■ DIRECTIONS
Pull each line containing "settings" out of the data and copy it.

■ DATASET ENTRIES
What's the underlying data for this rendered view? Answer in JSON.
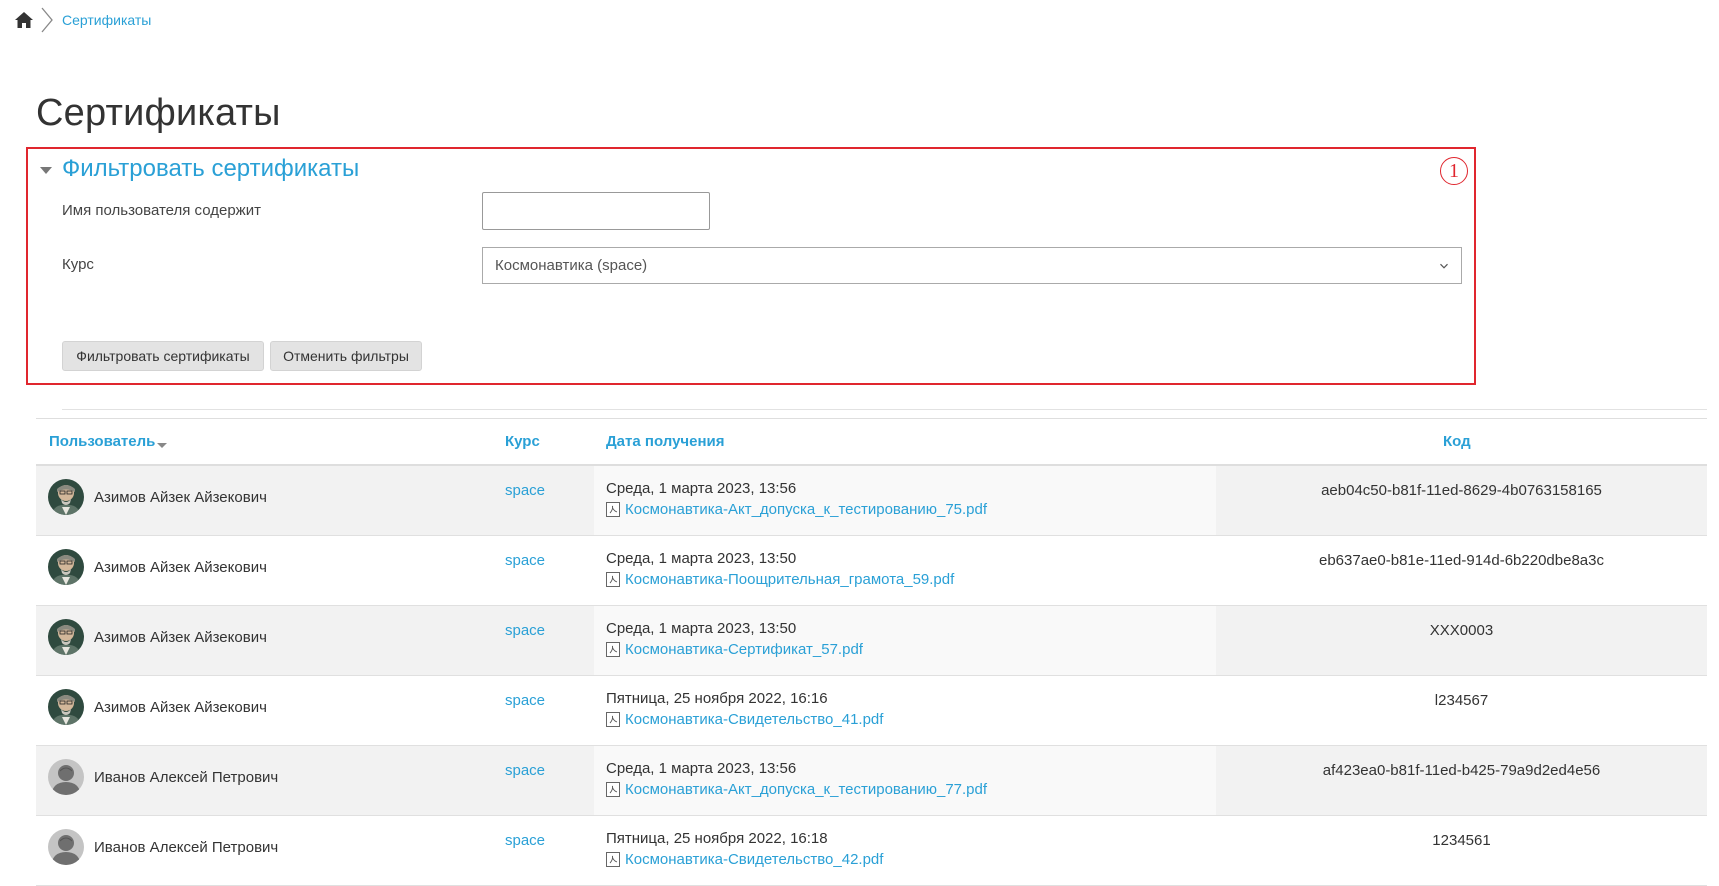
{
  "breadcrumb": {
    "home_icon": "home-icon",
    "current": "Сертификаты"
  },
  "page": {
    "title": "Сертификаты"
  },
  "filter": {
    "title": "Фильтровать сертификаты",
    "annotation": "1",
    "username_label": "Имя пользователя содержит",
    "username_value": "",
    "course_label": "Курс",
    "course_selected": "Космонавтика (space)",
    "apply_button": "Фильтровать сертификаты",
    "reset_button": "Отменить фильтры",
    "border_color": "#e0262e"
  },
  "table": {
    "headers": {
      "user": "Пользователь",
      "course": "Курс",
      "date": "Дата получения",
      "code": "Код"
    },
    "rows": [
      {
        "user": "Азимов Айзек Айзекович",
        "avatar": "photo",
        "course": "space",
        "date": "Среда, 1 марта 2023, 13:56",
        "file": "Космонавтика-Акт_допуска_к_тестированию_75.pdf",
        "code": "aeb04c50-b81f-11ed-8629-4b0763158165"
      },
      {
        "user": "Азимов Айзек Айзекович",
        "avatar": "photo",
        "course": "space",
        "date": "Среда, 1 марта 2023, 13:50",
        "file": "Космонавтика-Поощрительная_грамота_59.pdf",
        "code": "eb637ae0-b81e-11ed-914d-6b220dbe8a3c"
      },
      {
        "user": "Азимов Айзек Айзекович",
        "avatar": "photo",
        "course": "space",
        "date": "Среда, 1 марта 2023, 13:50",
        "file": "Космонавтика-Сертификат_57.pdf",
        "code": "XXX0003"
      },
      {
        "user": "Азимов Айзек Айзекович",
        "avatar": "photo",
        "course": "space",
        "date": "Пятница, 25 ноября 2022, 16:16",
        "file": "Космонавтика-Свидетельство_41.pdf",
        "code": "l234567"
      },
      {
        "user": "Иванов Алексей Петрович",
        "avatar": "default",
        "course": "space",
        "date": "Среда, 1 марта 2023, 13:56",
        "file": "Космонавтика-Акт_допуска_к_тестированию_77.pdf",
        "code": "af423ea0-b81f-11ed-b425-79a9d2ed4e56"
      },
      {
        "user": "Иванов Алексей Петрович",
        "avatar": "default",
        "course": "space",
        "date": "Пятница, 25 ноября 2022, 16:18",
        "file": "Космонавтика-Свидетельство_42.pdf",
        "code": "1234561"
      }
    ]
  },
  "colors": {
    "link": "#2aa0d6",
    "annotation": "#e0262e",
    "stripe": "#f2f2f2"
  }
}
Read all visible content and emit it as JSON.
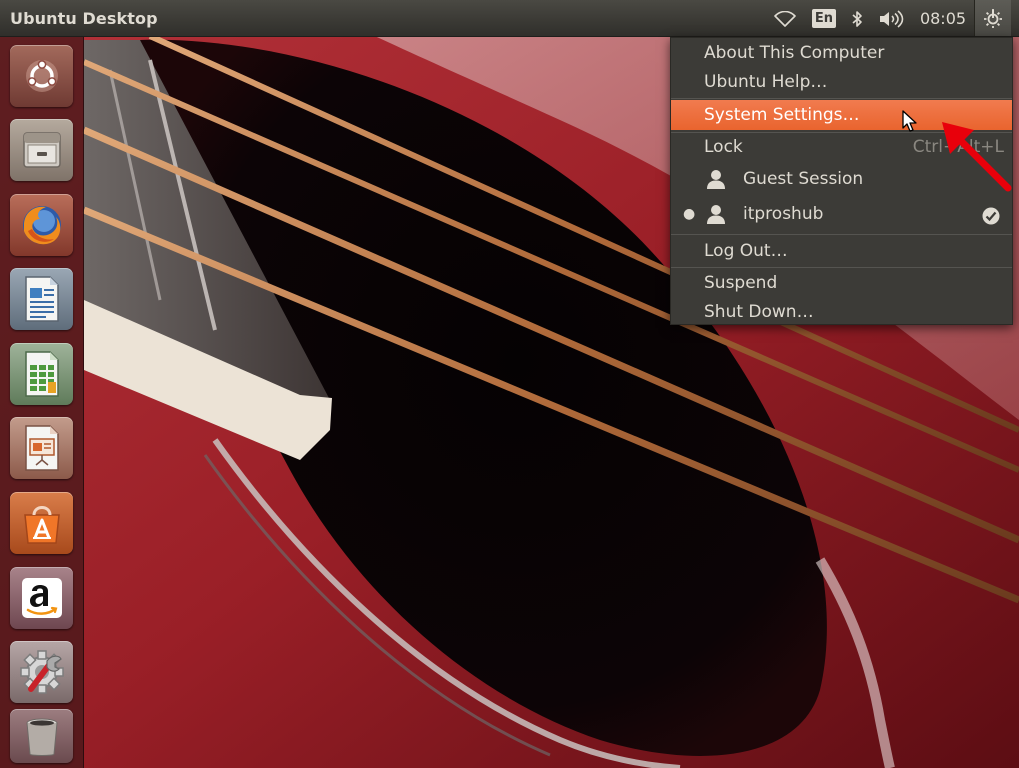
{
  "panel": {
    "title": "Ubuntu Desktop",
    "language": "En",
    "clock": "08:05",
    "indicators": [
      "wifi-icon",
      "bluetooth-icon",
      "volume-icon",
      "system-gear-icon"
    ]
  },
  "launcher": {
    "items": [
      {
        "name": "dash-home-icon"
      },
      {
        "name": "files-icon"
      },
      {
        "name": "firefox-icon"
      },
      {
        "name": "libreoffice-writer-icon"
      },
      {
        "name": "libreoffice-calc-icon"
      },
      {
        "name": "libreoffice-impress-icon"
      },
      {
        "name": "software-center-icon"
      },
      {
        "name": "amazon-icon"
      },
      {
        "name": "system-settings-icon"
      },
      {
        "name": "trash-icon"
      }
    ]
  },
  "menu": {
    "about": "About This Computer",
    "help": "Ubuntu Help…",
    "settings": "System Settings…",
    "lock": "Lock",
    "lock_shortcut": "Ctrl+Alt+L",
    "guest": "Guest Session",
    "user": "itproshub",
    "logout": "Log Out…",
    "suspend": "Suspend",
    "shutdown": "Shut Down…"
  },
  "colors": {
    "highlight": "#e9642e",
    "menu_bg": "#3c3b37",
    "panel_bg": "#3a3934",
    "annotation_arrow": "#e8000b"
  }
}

■ ANSWER TO THE TASK
        "name": "system-settings-icon"
    "settings": "System Settings…",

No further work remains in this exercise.